Transcribe nothing but the lines from the one with "What data populates" to the end of the entries, both included, keeping each exact and leaving every picture out.

•••

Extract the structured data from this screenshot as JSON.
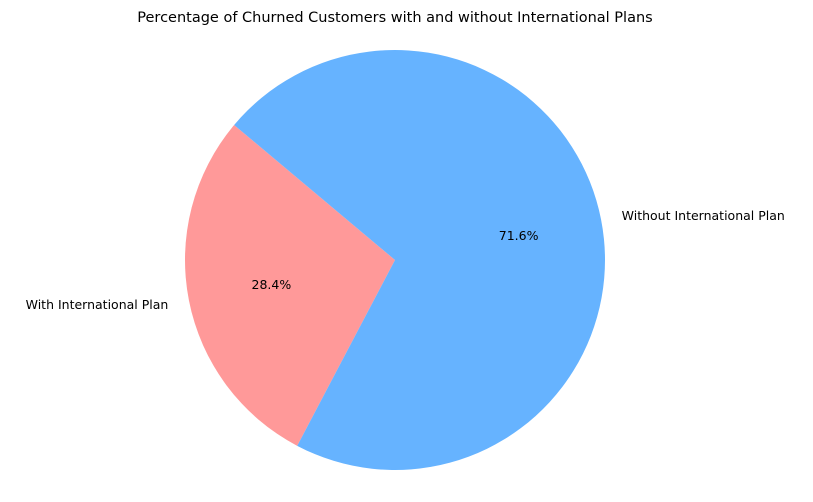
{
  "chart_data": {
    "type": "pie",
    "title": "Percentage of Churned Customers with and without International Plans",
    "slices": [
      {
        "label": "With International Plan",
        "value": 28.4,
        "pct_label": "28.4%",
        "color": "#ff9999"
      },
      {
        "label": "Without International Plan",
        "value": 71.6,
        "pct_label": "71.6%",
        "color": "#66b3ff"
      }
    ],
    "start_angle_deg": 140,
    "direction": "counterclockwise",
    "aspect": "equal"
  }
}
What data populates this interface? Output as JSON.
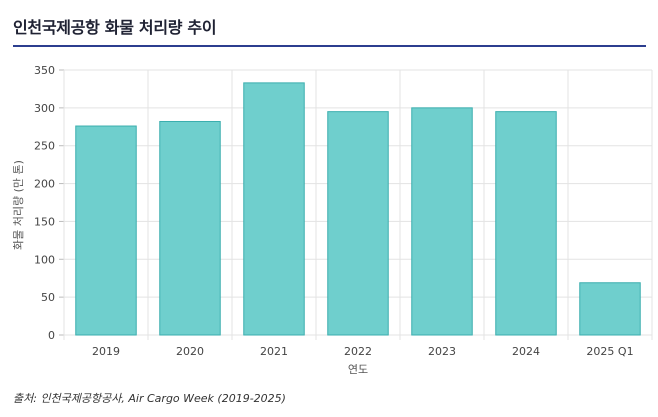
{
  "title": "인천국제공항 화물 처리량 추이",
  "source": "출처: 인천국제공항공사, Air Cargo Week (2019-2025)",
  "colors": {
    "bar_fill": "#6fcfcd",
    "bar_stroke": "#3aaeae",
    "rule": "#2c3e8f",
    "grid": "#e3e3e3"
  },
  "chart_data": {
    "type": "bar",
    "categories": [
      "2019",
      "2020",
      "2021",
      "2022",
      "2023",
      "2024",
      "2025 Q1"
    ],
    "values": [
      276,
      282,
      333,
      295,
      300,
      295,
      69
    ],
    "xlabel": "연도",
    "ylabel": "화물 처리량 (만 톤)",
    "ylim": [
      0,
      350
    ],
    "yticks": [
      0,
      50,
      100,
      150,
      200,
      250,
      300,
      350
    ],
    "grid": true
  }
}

•••

**Expected answer**:
What data populates this interface? Output as JSON.
{
  "title": "인천국제공항 화물 처리량 추이",
  "source": "출처: 인천국제공항공사, Air Cargo Week (2019-2025)",
  "colors": {
    "bar_fill": "#6fcfcd",
    "bar_stroke": "#3aaeae",
    "rule": "#2c3e8f",
    "grid": "#e3e3e3"
  },
  "chart_data": {
    "type": "bar",
    "categories": [
      "2019",
      "2020",
      "2021",
      "2022",
      "2023",
      "2024",
      "2025 Q1"
    ],
    "values": [
      276,
      282,
      333,
      295,
      300,
      295,
      69
    ],
    "xlabel": "연도",
    "ylabel": "화물 처리량 (만 톤)",
    "ylim": [
      0,
      350
    ],
    "yticks": [
      0,
      50,
      100,
      150,
      200,
      250,
      300,
      350
    ],
    "grid": true
  }
}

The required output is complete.